[Stored data entries]
════════════════

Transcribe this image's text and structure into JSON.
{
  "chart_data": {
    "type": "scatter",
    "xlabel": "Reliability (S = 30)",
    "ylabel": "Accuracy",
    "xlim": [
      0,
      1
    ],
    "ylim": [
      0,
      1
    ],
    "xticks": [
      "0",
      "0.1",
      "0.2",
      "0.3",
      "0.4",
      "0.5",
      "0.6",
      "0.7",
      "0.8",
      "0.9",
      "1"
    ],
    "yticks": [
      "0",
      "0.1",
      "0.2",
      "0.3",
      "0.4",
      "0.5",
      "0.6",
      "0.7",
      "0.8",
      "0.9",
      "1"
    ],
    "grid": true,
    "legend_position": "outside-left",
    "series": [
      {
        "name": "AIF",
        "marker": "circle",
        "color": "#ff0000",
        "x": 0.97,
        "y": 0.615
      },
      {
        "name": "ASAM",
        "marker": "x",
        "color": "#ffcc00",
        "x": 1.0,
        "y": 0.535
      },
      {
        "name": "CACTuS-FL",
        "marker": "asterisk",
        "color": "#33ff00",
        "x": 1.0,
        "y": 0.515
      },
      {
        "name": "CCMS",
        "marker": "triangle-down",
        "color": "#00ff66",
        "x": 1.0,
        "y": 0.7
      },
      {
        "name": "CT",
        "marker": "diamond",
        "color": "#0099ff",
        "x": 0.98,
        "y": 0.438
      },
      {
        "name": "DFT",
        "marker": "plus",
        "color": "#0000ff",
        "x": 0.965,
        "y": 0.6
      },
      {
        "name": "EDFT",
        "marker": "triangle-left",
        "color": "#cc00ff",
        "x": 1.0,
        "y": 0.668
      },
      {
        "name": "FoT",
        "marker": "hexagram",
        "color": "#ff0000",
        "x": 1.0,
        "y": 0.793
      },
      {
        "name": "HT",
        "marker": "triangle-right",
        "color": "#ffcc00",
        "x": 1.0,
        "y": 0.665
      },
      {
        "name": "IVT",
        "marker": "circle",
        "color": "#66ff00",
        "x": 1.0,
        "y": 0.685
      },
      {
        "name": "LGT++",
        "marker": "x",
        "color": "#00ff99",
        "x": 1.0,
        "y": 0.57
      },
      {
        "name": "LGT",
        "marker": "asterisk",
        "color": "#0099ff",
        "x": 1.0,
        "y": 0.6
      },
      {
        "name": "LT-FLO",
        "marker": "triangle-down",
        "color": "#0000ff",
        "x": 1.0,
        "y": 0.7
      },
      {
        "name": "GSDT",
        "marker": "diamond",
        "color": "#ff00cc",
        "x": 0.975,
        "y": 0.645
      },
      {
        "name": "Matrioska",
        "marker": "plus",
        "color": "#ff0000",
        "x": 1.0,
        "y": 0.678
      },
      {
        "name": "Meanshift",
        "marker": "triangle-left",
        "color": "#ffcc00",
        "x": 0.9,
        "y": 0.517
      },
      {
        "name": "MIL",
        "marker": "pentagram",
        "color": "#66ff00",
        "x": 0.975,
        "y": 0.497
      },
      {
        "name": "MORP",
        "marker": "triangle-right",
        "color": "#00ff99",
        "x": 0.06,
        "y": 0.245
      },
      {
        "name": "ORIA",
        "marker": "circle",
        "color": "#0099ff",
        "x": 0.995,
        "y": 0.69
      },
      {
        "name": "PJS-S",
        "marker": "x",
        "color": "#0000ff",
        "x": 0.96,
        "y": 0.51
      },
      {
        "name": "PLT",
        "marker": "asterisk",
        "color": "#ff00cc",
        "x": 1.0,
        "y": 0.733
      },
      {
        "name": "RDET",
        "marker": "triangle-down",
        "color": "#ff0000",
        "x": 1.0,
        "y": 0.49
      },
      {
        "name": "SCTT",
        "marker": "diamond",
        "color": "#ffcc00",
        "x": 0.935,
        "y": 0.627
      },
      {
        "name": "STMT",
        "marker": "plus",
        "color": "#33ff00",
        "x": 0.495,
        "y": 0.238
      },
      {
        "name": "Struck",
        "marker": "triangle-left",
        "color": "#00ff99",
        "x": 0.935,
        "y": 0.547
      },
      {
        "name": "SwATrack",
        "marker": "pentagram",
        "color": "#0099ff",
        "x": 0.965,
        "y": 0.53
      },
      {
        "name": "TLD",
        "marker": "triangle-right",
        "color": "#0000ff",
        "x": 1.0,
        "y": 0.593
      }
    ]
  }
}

════════════════

TASK STATEMENT: Please return the data above exactly as given.

FINISHED EXERCISE:
Transcribe this image's text and structure into JSON.
{
  "chart_data": {
    "type": "scatter",
    "xlabel": "Reliability (S = 30)",
    "ylabel": "Accuracy",
    "xlim": [
      0,
      1
    ],
    "ylim": [
      0,
      1
    ],
    "xticks": [
      "0",
      "0.1",
      "0.2",
      "0.3",
      "0.4",
      "0.5",
      "0.6",
      "0.7",
      "0.8",
      "0.9",
      "1"
    ],
    "yticks": [
      "0",
      "0.1",
      "0.2",
      "0.3",
      "0.4",
      "0.5",
      "0.6",
      "0.7",
      "0.8",
      "0.9",
      "1"
    ],
    "grid": true,
    "legend_position": "outside-left",
    "series": [
      {
        "name": "AIF",
        "marker": "circle",
        "color": "#ff0000",
        "x": 0.97,
        "y": 0.615
      },
      {
        "name": "ASAM",
        "marker": "x",
        "color": "#ffcc00",
        "x": 1.0,
        "y": 0.535
      },
      {
        "name": "CACTuS-FL",
        "marker": "asterisk",
        "color": "#33ff00",
        "x": 1.0,
        "y": 0.515
      },
      {
        "name": "CCMS",
        "marker": "triangle-down",
        "color": "#00ff66",
        "x": 1.0,
        "y": 0.7
      },
      {
        "name": "CT",
        "marker": "diamond",
        "color": "#0099ff",
        "x": 0.98,
        "y": 0.438
      },
      {
        "name": "DFT",
        "marker": "plus",
        "color": "#0000ff",
        "x": 0.965,
        "y": 0.6
      },
      {
        "name": "EDFT",
        "marker": "triangle-left",
        "color": "#cc00ff",
        "x": 1.0,
        "y": 0.668
      },
      {
        "name": "FoT",
        "marker": "hexagram",
        "color": "#ff0000",
        "x": 1.0,
        "y": 0.793
      },
      {
        "name": "HT",
        "marker": "triangle-right",
        "color": "#ffcc00",
        "x": 1.0,
        "y": 0.665
      },
      {
        "name": "IVT",
        "marker": "circle",
        "color": "#66ff00",
        "x": 1.0,
        "y": 0.685
      },
      {
        "name": "LGT++",
        "marker": "x",
        "color": "#00ff99",
        "x": 1.0,
        "y": 0.57
      },
      {
        "name": "LGT",
        "marker": "asterisk",
        "color": "#0099ff",
        "x": 1.0,
        "y": 0.6
      },
      {
        "name": "LT-FLO",
        "marker": "triangle-down",
        "color": "#0000ff",
        "x": 1.0,
        "y": 0.7
      },
      {
        "name": "GSDT",
        "marker": "diamond",
        "color": "#ff00cc",
        "x": 0.975,
        "y": 0.645
      },
      {
        "name": "Matrioska",
        "marker": "plus",
        "color": "#ff0000",
        "x": 1.0,
        "y": 0.678
      },
      {
        "name": "Meanshift",
        "marker": "triangle-left",
        "color": "#ffcc00",
        "x": 0.9,
        "y": 0.517
      },
      {
        "name": "MIL",
        "marker": "pentagram",
        "color": "#66ff00",
        "x": 0.975,
        "y": 0.497
      },
      {
        "name": "MORP",
        "marker": "triangle-right",
        "color": "#00ff99",
        "x": 0.06,
        "y": 0.245
      },
      {
        "name": "ORIA",
        "marker": "circle",
        "color": "#0099ff",
        "x": 0.995,
        "y": 0.69
      },
      {
        "name": "PJS-S",
        "marker": "x",
        "color": "#0000ff",
        "x": 0.96,
        "y": 0.51
      },
      {
        "name": "PLT",
        "marker": "asterisk",
        "color": "#ff00cc",
        "x": 1.0,
        "y": 0.733
      },
      {
        "name": "RDET",
        "marker": "triangle-down",
        "color": "#ff0000",
        "x": 1.0,
        "y": 0.49
      },
      {
        "name": "SCTT",
        "marker": "diamond",
        "color": "#ffcc00",
        "x": 0.935,
        "y": 0.627
      },
      {
        "name": "STMT",
        "marker": "plus",
        "color": "#33ff00",
        "x": 0.495,
        "y": 0.238
      },
      {
        "name": "Struck",
        "marker": "triangle-left",
        "color": "#00ff99",
        "x": 0.935,
        "y": 0.547
      },
      {
        "name": "SwATrack",
        "marker": "pentagram",
        "color": "#0099ff",
        "x": 0.965,
        "y": 0.53
      },
      {
        "name": "TLD",
        "marker": "triangle-right",
        "color": "#0000ff",
        "x": 1.0,
        "y": 0.593
      }
    ]
  }
}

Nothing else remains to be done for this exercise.